§ **Material provided**:

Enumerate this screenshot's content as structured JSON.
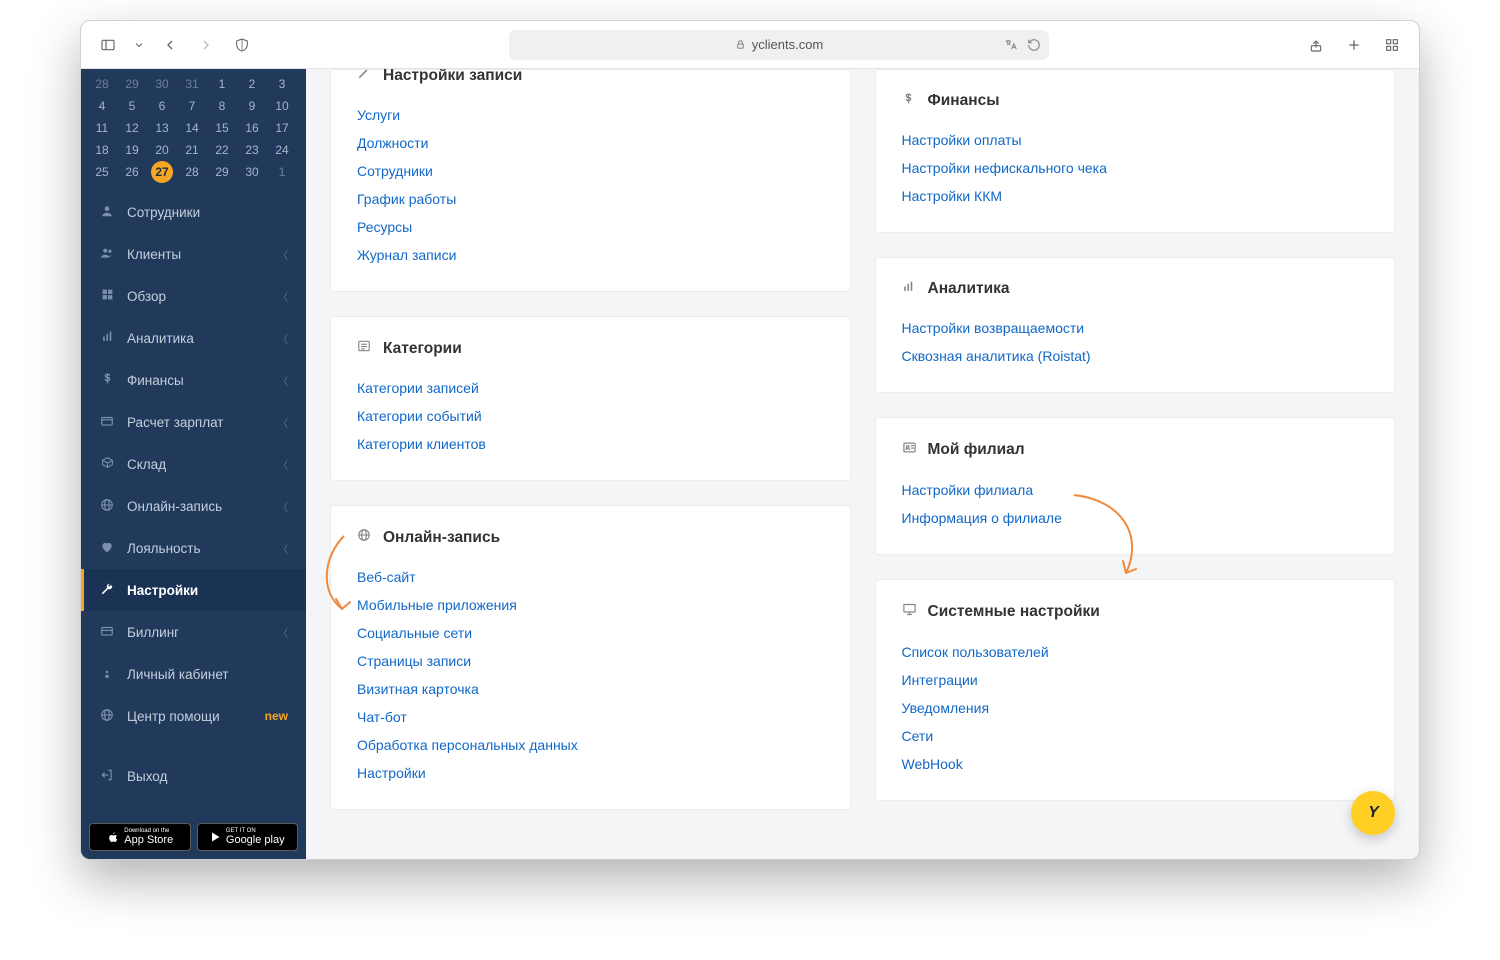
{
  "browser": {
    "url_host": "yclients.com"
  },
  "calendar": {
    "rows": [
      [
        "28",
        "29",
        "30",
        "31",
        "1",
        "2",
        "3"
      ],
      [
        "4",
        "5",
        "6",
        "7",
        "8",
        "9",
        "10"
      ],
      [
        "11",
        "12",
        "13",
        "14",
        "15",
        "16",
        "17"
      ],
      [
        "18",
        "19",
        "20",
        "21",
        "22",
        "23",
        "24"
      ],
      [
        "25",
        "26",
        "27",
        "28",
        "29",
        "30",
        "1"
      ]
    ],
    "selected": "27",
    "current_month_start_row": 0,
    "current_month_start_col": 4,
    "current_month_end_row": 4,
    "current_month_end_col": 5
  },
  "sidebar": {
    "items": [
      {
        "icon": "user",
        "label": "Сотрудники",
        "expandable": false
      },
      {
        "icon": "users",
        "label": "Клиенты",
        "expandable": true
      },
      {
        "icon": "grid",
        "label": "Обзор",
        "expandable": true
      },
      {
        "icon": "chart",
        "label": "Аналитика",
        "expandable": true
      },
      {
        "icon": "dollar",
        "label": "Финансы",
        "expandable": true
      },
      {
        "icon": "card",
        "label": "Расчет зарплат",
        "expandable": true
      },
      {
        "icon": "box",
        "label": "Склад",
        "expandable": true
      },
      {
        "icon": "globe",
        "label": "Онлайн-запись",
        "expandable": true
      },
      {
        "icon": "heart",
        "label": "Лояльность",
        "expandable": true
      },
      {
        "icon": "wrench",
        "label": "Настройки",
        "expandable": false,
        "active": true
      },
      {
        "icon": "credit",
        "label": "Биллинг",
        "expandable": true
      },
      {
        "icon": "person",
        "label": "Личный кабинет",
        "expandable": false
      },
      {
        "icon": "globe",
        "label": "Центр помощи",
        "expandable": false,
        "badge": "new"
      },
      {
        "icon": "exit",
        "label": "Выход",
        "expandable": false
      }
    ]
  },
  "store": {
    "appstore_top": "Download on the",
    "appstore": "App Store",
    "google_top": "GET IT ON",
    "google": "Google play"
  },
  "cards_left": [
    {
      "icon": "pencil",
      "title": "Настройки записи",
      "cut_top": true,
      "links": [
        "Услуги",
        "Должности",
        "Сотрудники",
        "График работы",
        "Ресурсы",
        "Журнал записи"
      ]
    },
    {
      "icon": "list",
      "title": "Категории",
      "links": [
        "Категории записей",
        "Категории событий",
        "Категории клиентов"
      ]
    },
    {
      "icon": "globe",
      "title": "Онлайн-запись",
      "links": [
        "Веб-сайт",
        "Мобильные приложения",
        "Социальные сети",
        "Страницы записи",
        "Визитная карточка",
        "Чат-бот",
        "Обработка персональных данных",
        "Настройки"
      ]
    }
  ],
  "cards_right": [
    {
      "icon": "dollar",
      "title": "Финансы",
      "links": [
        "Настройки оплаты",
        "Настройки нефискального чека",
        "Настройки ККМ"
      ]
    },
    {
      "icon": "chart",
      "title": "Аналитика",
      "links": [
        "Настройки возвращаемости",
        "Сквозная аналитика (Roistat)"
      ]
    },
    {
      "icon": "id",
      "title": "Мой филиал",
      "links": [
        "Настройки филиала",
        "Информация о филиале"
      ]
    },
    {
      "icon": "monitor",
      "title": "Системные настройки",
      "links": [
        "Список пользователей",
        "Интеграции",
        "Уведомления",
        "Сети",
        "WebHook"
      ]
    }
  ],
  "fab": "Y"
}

§ **Given instruction**:
Using the records above, output their complete text exactly, minus any images.

§ **Answer to this problem**:
Enumerate this screenshot's content as structured JSON.
{
  "browser": {
    "url_host": "yclients.com"
  },
  "calendar": {
    "rows": [
      [
        "28",
        "29",
        "30",
        "31",
        "1",
        "2",
        "3"
      ],
      [
        "4",
        "5",
        "6",
        "7",
        "8",
        "9",
        "10"
      ],
      [
        "11",
        "12",
        "13",
        "14",
        "15",
        "16",
        "17"
      ],
      [
        "18",
        "19",
        "20",
        "21",
        "22",
        "23",
        "24"
      ],
      [
        "25",
        "26",
        "27",
        "28",
        "29",
        "30",
        "1"
      ]
    ],
    "selected": "27",
    "current_month_start_row": 0,
    "current_month_start_col": 4,
    "current_month_end_row": 4,
    "current_month_end_col": 5
  },
  "sidebar": {
    "items": [
      {
        "icon": "user",
        "label": "Сотрудники",
        "expandable": false
      },
      {
        "icon": "users",
        "label": "Клиенты",
        "expandable": true
      },
      {
        "icon": "grid",
        "label": "Обзор",
        "expandable": true
      },
      {
        "icon": "chart",
        "label": "Аналитика",
        "expandable": true
      },
      {
        "icon": "dollar",
        "label": "Финансы",
        "expandable": true
      },
      {
        "icon": "card",
        "label": "Расчет зарплат",
        "expandable": true
      },
      {
        "icon": "box",
        "label": "Склад",
        "expandable": true
      },
      {
        "icon": "globe",
        "label": "Онлайн-запись",
        "expandable": true
      },
      {
        "icon": "heart",
        "label": "Лояльность",
        "expandable": true
      },
      {
        "icon": "wrench",
        "label": "Настройки",
        "expandable": false,
        "active": true
      },
      {
        "icon": "credit",
        "label": "Биллинг",
        "expandable": true
      },
      {
        "icon": "person",
        "label": "Личный кабинет",
        "expandable": false
      },
      {
        "icon": "globe",
        "label": "Центр помощи",
        "expandable": false,
        "badge": "new"
      },
      {
        "icon": "exit",
        "label": "Выход",
        "expandable": false
      }
    ]
  },
  "store": {
    "appstore_top": "Download on the",
    "appstore": "App Store",
    "google_top": "GET IT ON",
    "google": "Google play"
  },
  "cards_left": [
    {
      "icon": "pencil",
      "title": "Настройки записи",
      "cut_top": true,
      "links": [
        "Услуги",
        "Должности",
        "Сотрудники",
        "График работы",
        "Ресурсы",
        "Журнал записи"
      ]
    },
    {
      "icon": "list",
      "title": "Категории",
      "links": [
        "Категории записей",
        "Категории событий",
        "Категории клиентов"
      ]
    },
    {
      "icon": "globe",
      "title": "Онлайн-запись",
      "links": [
        "Веб-сайт",
        "Мобильные приложения",
        "Социальные сети",
        "Страницы записи",
        "Визитная карточка",
        "Чат-бот",
        "Обработка персональных данных",
        "Настройки"
      ]
    }
  ],
  "cards_right": [
    {
      "icon": "dollar",
      "title": "Финансы",
      "links": [
        "Настройки оплаты",
        "Настройки нефискального чека",
        "Настройки ККМ"
      ]
    },
    {
      "icon": "chart",
      "title": "Аналитика",
      "links": [
        "Настройки возвращаемости",
        "Сквозная аналитика (Roistat)"
      ]
    },
    {
      "icon": "id",
      "title": "Мой филиал",
      "links": [
        "Настройки филиала",
        "Информация о филиале"
      ]
    },
    {
      "icon": "monitor",
      "title": "Системные настройки",
      "links": [
        "Список пользователей",
        "Интеграции",
        "Уведомления",
        "Сети",
        "WebHook"
      ]
    }
  ],
  "fab": "Y"
}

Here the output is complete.